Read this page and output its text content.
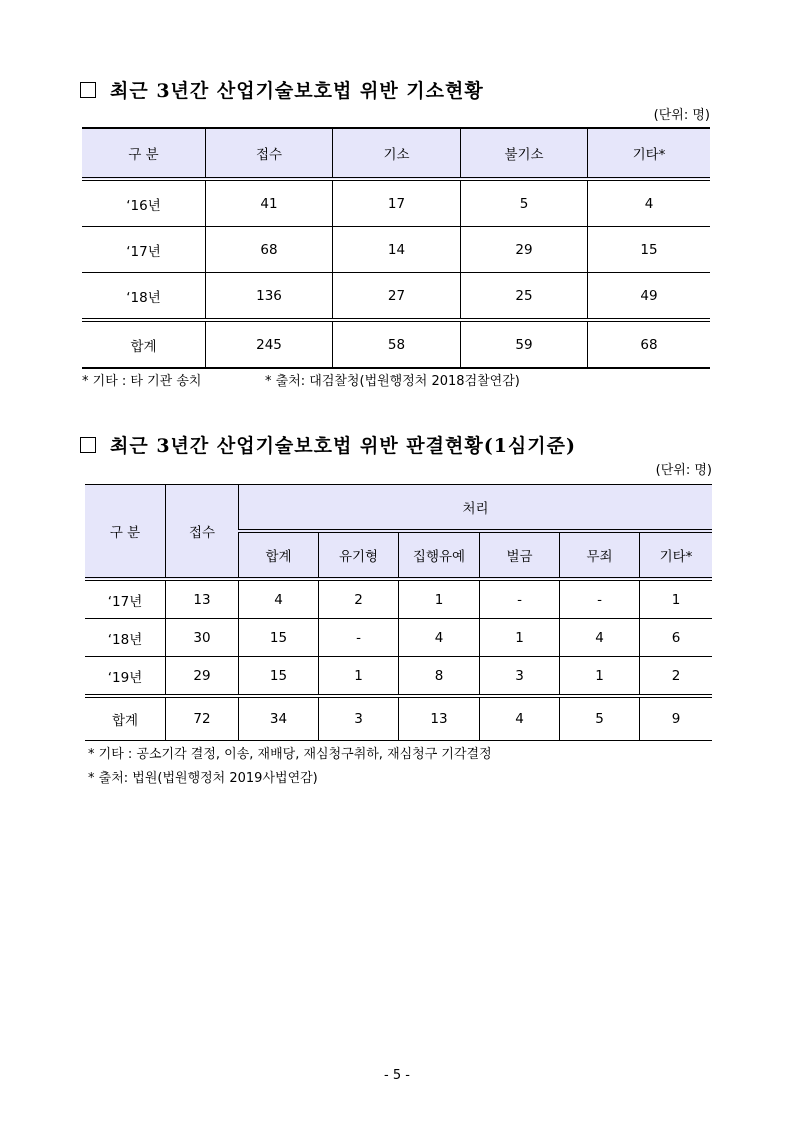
최근 3년간 산업기술보호법 위반 기소현황
(단위: 명)
구 분	접수	기소	불기소	기타*
‘16년	41	17	5	4
‘17년	68	14	29	15
‘18년	136	27	25	49
합계	245	58	59	68
* 기타 : 타 기관 송치	* 출처: 대검찰청(법원행정처 2018검찰연감)
최근 3년간 산업기술보호법 위반 판결현황(1심기준)
(단위: 명)
구 분	접수	처리					
		합계	유기형	집행유예	벌금	무죄	기타*
‘17년	13	4	2	1	-	-	1
‘18년	30	15	-	4	1	4	6
‘19년	29	15	1	8	3	1	2
합계	72	34	3	13	4	5	9
* 기타 : 공소기각 결정, 이송, 재배당, 재심청구취하, 재심청구 기각결정
* 출처: 법원(법원행정처 2019사법연감)
- 5 -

════

## Short problem
Copy the listing exactly. Any image in it stays out of the copy.

## Task solution
Read this page and output its text content.
최근 3년간 산업기술보호법 위반 기소현황
(단위: 명)
구 분	접수	기소	불기소	기타*
‘16년	41	17	5	4
‘17년	68	14	29	15
‘18년	136	27	25	49
합계	245	58	59	68
* 기타 : 타 기관 송치	* 출처: 대검찰청(법원행정처 2018검찰연감)
최근 3년간 산업기술보호법 위반 판결현황(1심기준)
(단위: 명)
구 분	접수	처리					
		합계	유기형	집행유예	벌금	무죄	기타*
‘17년	13	4	2	1	-	-	1
‘18년	30	15	-	4	1	4	6
‘19년	29	15	1	8	3	1	2
합계	72	34	3	13	4	5	9
* 기타 : 공소기각 결정, 이송, 재배당, 재심청구취하, 재심청구 기각결정
* 출처: 법원(법원행정처 2019사법연감)
- 5 -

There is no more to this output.